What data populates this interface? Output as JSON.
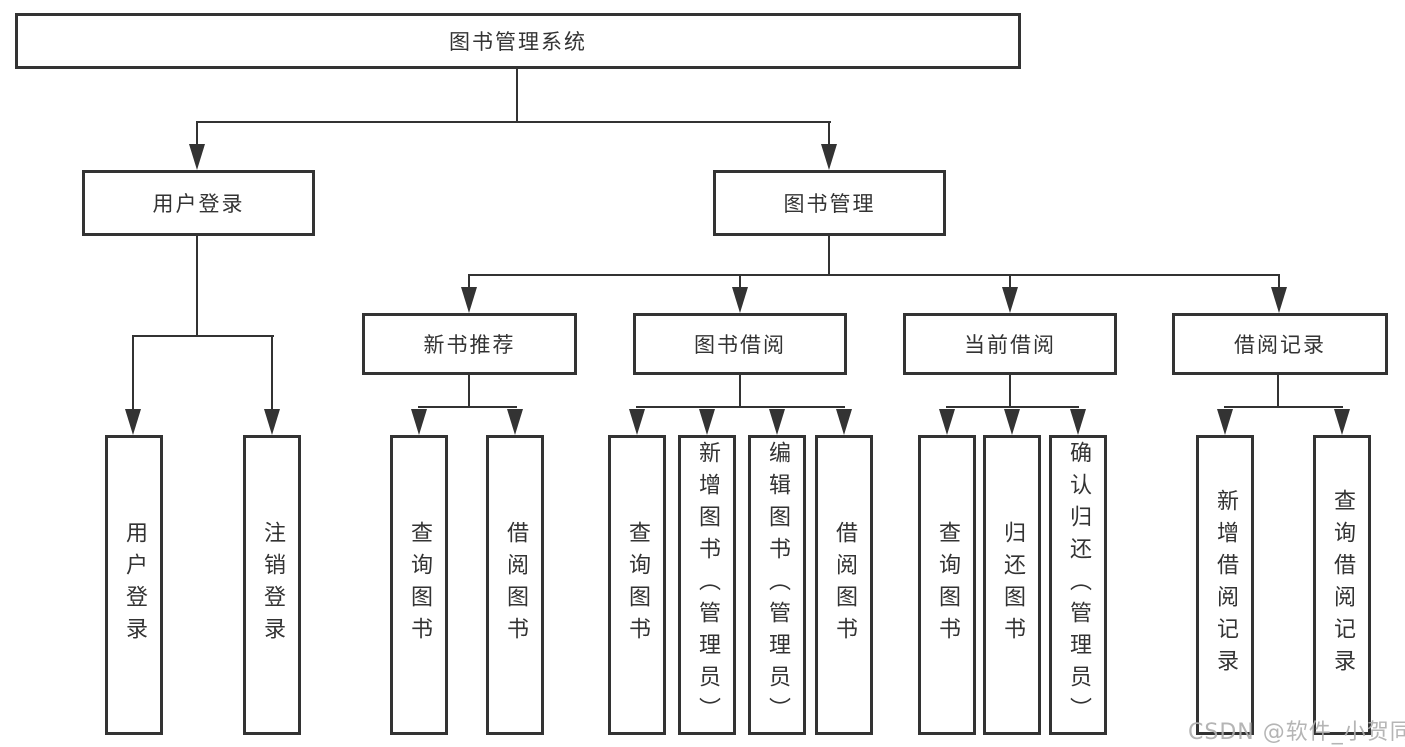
{
  "diagram": {
    "root": "图书管理系统",
    "level1": [
      "用户登录",
      "图书管理"
    ],
    "level2": [
      "新书推荐",
      "图书借阅",
      "当前借阅",
      "借阅记录"
    ],
    "leaves": {
      "user_login": [
        "用户登录",
        "注销登录"
      ],
      "new_book_recommend": [
        "查询图书",
        "借阅图书"
      ],
      "book_borrowing": [
        "查询图书",
        "新增图书（管理员）",
        "编辑图书（管理员）",
        "借阅图书"
      ],
      "current_borrowing": [
        "查询图书",
        "归还图书",
        "确认归还（管理员）"
      ],
      "borrow_records": [
        "新增借阅记录",
        "查询借阅记录"
      ]
    },
    "colors": {
      "line": "#333333",
      "text": "#333333",
      "background": "#ffffff",
      "watermark": "#afafaf"
    },
    "watermark": "CSDN @软件_小贺同学"
  }
}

#####

• [Given problem]: Write every entry out again exactly, dropping the pictures.

• [The reply]:
What data populates this interface? Output as JSON.
{
  "diagram": {
    "root": "图书管理系统",
    "level1": [
      "用户登录",
      "图书管理"
    ],
    "level2": [
      "新书推荐",
      "图书借阅",
      "当前借阅",
      "借阅记录"
    ],
    "leaves": {
      "user_login": [
        "用户登录",
        "注销登录"
      ],
      "new_book_recommend": [
        "查询图书",
        "借阅图书"
      ],
      "book_borrowing": [
        "查询图书",
        "新增图书（管理员）",
        "编辑图书（管理员）",
        "借阅图书"
      ],
      "current_borrowing": [
        "查询图书",
        "归还图书",
        "确认归还（管理员）"
      ],
      "borrow_records": [
        "新增借阅记录",
        "查询借阅记录"
      ]
    },
    "colors": {
      "line": "#333333",
      "text": "#333333",
      "background": "#ffffff",
      "watermark": "#afafaf"
    },
    "watermark": "CSDN @软件_小贺同学"
  }
}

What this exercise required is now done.